Given request - Below is a set of records. Repeat all of them exactly.

####

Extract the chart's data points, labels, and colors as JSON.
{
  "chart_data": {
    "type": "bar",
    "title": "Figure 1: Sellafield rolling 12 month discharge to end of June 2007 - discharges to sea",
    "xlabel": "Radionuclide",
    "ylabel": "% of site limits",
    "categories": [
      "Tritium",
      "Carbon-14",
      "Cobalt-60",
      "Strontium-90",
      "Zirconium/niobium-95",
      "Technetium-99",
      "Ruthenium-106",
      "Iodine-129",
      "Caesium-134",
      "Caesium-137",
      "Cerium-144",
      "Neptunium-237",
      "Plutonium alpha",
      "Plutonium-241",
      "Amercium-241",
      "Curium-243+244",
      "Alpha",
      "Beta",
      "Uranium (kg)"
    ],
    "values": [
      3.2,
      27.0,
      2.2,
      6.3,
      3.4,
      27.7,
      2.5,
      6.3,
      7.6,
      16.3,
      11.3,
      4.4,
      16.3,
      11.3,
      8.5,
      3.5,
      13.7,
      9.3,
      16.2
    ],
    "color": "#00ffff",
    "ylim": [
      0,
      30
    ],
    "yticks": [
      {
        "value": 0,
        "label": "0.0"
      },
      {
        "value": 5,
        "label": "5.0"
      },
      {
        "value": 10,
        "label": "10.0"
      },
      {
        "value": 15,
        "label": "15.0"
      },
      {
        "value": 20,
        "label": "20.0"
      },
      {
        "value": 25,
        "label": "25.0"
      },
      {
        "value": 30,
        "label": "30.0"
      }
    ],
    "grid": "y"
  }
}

####

Full solution -
Extract the chart's data points, labels, and colors as JSON.
{
  "chart_data": {
    "type": "bar",
    "title": "Figure 1: Sellafield rolling 12 month discharge to end of June 2007 - discharges to sea",
    "xlabel": "Radionuclide",
    "ylabel": "% of site limits",
    "categories": [
      "Tritium",
      "Carbon-14",
      "Cobalt-60",
      "Strontium-90",
      "Zirconium/niobium-95",
      "Technetium-99",
      "Ruthenium-106",
      "Iodine-129",
      "Caesium-134",
      "Caesium-137",
      "Cerium-144",
      "Neptunium-237",
      "Plutonium alpha",
      "Plutonium-241",
      "Amercium-241",
      "Curium-243+244",
      "Alpha",
      "Beta",
      "Uranium (kg)"
    ],
    "values": [
      3.2,
      27.0,
      2.2,
      6.3,
      3.4,
      27.7,
      2.5,
      6.3,
      7.6,
      16.3,
      11.3,
      4.4,
      16.3,
      11.3,
      8.5,
      3.5,
      13.7,
      9.3,
      16.2
    ],
    "color": "#00ffff",
    "ylim": [
      0,
      30
    ],
    "yticks": [
      {
        "value": 0,
        "label": "0.0"
      },
      {
        "value": 5,
        "label": "5.0"
      },
      {
        "value": 10,
        "label": "10.0"
      },
      {
        "value": 15,
        "label": "15.0"
      },
      {
        "value": 20,
        "label": "20.0"
      },
      {
        "value": 25,
        "label": "25.0"
      },
      {
        "value": 30,
        "label": "30.0"
      }
    ],
    "grid": "y"
  }
}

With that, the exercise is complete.